→ **Work to do**
Read through the data and report every line in which the word "东莞港务集团有限公司" occurs.
● ● ● ● ● ● ●
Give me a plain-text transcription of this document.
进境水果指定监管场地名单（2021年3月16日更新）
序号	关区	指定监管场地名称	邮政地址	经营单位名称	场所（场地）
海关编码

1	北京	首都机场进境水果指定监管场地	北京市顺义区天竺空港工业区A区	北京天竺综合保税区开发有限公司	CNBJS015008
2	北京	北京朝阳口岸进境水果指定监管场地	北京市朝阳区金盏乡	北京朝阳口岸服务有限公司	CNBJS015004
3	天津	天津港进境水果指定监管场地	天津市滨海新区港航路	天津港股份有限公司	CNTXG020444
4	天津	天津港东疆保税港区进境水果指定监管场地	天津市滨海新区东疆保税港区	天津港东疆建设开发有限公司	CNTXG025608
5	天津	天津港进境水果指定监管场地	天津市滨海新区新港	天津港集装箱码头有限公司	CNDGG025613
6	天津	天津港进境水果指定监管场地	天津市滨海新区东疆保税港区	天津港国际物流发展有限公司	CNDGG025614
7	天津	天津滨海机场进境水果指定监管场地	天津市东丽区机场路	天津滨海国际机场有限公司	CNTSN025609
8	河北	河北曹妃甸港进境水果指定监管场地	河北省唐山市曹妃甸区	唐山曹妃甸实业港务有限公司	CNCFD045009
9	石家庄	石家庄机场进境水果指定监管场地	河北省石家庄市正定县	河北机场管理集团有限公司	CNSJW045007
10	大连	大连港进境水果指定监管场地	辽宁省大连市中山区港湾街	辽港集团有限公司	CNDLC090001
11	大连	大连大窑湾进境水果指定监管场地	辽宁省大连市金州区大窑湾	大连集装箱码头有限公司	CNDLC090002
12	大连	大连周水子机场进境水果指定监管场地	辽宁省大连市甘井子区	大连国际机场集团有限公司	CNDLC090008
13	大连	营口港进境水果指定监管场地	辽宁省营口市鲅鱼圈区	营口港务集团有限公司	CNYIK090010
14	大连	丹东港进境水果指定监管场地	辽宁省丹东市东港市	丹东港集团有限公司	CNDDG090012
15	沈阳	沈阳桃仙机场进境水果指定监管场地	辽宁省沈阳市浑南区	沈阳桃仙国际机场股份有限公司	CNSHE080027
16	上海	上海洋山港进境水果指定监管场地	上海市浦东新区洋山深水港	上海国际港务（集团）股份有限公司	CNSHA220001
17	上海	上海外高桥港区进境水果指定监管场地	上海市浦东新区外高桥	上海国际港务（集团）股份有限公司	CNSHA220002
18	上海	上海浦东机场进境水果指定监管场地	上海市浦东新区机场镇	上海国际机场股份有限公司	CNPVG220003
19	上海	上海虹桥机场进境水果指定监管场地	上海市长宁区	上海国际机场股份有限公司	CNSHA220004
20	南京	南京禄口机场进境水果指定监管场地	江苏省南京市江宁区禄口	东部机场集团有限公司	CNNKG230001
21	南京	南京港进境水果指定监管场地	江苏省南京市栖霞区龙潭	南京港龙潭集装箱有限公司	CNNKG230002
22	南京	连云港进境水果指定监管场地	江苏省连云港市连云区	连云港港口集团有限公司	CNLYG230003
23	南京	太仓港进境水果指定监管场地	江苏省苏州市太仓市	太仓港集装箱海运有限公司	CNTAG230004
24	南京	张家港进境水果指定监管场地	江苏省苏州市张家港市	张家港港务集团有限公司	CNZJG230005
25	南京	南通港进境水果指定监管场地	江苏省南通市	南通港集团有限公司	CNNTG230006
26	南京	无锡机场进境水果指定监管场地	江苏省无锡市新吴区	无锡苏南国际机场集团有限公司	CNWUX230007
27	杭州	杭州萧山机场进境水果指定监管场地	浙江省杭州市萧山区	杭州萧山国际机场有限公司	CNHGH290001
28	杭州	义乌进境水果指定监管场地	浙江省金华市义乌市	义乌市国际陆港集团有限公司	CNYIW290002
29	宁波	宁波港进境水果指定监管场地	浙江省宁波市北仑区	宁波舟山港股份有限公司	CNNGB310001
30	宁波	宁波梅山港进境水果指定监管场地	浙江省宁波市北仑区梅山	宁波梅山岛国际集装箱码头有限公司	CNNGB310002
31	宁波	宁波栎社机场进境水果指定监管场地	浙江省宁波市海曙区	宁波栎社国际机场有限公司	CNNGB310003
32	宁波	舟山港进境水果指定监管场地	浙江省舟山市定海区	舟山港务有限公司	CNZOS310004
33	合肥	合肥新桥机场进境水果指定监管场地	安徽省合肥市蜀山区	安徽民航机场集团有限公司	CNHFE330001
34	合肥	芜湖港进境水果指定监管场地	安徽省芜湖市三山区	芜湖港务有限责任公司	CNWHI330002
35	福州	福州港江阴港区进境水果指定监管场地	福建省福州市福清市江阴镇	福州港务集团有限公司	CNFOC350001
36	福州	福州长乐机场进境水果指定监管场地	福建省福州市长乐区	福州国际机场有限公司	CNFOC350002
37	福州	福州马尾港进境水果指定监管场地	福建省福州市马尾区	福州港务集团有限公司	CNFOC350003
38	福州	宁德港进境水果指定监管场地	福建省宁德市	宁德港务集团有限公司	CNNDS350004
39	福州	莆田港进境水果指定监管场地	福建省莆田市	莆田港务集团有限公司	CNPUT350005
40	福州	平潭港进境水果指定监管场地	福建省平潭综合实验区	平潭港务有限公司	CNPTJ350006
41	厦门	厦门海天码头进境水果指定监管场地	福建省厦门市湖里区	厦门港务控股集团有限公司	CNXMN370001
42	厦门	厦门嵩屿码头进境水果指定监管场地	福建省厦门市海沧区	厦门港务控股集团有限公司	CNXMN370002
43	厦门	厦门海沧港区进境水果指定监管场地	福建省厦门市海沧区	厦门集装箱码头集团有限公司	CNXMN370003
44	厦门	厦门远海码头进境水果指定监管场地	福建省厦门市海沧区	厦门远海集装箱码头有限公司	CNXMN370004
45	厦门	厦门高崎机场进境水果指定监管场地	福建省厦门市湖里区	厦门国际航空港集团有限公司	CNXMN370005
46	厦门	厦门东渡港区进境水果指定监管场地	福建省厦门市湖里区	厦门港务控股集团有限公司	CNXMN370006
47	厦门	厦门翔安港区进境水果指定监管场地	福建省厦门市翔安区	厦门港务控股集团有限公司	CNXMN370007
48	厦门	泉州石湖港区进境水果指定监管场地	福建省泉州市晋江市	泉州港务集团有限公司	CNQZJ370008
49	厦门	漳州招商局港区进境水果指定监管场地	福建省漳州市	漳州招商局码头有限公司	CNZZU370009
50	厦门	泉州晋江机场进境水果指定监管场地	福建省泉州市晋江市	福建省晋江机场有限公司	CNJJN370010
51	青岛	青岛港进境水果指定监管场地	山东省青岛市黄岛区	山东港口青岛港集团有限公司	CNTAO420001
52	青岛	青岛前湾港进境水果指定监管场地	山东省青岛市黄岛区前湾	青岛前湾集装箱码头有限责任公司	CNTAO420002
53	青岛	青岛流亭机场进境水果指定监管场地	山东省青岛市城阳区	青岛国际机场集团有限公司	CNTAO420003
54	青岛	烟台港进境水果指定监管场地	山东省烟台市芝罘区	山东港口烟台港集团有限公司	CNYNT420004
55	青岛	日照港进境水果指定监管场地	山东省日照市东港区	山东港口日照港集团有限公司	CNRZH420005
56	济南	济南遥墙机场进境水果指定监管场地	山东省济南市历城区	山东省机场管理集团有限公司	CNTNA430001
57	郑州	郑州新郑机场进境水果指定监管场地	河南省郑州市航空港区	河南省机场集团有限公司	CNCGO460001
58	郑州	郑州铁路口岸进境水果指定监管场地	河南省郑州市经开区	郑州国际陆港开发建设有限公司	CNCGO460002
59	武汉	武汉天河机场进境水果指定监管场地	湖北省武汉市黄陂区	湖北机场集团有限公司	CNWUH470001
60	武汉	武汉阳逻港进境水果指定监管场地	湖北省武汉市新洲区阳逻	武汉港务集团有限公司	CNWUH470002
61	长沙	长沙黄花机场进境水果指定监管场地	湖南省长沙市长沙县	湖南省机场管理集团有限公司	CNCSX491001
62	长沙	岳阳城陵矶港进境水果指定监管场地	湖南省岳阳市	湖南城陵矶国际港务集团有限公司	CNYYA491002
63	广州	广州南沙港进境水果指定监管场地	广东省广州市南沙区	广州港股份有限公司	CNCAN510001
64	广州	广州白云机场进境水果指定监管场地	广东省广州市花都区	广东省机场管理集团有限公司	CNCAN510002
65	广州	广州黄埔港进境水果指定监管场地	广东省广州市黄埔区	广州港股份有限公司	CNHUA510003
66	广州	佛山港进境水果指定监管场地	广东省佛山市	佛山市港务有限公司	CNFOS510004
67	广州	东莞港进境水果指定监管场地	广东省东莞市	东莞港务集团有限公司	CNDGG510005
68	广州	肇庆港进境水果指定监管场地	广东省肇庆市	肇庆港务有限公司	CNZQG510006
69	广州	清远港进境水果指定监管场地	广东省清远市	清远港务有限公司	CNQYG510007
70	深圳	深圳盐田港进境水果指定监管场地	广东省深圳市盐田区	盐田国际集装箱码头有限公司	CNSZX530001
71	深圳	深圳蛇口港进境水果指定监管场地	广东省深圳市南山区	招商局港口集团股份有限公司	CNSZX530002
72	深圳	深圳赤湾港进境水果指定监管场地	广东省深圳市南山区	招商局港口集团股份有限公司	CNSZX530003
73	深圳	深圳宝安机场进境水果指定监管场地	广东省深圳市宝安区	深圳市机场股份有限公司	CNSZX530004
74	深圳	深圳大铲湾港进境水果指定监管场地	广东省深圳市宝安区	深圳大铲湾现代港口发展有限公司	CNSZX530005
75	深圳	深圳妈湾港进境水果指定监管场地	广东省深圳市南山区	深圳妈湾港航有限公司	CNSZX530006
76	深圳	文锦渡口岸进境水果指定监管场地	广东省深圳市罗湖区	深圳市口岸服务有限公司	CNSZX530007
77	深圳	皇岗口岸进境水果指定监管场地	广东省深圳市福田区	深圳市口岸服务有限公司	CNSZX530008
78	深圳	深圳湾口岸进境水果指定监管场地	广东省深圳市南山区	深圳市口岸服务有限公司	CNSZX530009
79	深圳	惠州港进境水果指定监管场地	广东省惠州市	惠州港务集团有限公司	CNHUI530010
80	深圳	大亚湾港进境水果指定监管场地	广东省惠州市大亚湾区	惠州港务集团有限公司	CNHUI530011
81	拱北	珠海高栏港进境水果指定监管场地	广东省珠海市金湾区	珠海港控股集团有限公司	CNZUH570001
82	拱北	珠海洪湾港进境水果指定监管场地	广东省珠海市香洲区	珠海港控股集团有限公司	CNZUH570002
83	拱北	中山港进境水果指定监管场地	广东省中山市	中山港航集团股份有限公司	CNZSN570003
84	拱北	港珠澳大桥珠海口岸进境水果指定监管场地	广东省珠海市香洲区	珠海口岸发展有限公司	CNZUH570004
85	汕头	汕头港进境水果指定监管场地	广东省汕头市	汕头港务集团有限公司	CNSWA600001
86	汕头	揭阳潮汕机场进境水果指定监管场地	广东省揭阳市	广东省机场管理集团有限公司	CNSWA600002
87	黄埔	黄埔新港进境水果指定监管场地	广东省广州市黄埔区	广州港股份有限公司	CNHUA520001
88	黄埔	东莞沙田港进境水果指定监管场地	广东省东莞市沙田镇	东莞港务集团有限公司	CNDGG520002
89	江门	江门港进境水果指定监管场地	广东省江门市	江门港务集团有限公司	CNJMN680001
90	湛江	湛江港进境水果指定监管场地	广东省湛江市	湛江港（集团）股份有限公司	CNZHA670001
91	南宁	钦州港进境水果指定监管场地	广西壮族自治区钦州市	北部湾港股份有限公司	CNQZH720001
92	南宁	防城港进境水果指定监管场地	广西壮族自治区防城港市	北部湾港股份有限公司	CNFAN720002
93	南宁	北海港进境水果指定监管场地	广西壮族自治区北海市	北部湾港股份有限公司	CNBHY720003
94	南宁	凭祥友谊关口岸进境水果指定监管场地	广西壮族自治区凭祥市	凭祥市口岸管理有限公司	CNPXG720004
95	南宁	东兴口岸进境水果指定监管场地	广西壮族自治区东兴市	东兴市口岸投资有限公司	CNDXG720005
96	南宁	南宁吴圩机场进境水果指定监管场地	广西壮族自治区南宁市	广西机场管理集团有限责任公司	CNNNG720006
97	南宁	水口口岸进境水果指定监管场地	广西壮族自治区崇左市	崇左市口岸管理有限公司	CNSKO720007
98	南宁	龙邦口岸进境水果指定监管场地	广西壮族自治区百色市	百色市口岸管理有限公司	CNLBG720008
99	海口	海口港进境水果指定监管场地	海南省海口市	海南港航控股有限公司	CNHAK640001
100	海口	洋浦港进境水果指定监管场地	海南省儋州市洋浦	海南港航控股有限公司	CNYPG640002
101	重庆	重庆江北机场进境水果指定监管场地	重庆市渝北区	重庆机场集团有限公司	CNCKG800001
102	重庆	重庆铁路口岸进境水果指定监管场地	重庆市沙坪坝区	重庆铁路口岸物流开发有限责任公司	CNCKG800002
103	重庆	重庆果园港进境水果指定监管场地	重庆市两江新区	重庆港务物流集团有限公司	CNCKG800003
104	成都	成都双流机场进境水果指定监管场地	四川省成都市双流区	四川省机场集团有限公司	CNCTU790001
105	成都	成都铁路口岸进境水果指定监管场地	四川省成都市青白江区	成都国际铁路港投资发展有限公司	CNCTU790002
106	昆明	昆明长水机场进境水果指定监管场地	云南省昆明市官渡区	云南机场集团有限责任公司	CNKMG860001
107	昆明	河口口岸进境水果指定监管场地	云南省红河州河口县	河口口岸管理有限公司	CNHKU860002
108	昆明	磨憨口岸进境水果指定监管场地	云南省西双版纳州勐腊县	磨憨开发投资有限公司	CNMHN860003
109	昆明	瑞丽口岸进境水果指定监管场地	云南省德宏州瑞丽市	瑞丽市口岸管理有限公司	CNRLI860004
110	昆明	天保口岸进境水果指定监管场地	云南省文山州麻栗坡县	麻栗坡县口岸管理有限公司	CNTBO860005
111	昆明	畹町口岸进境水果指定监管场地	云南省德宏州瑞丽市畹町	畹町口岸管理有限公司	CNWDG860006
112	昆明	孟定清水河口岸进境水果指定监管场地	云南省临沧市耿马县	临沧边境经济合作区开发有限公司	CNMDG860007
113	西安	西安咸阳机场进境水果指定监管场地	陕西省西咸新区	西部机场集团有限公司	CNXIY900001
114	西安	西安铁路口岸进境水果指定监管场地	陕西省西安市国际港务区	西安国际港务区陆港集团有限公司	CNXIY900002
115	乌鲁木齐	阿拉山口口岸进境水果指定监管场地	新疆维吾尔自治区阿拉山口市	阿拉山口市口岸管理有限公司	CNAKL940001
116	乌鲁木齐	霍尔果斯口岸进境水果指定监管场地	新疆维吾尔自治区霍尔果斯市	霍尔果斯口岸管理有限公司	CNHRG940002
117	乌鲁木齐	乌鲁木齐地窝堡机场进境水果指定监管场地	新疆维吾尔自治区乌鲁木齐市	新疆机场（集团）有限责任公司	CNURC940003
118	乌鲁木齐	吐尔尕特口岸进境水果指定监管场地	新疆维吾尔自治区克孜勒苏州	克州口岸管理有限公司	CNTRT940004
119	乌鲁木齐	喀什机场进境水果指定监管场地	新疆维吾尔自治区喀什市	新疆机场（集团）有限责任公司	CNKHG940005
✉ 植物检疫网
● ● ● ● ● ● ●
→ **Response**
67	广州	东莞港进境水果指定监管场地	广东省东莞市	东莞港务集团有限公司	CNDGG510005
88	黄埔	东莞沙田港进境水果指定监管场地	广东省东莞市沙田镇	东莞港务集团有限公司	CNDGG520002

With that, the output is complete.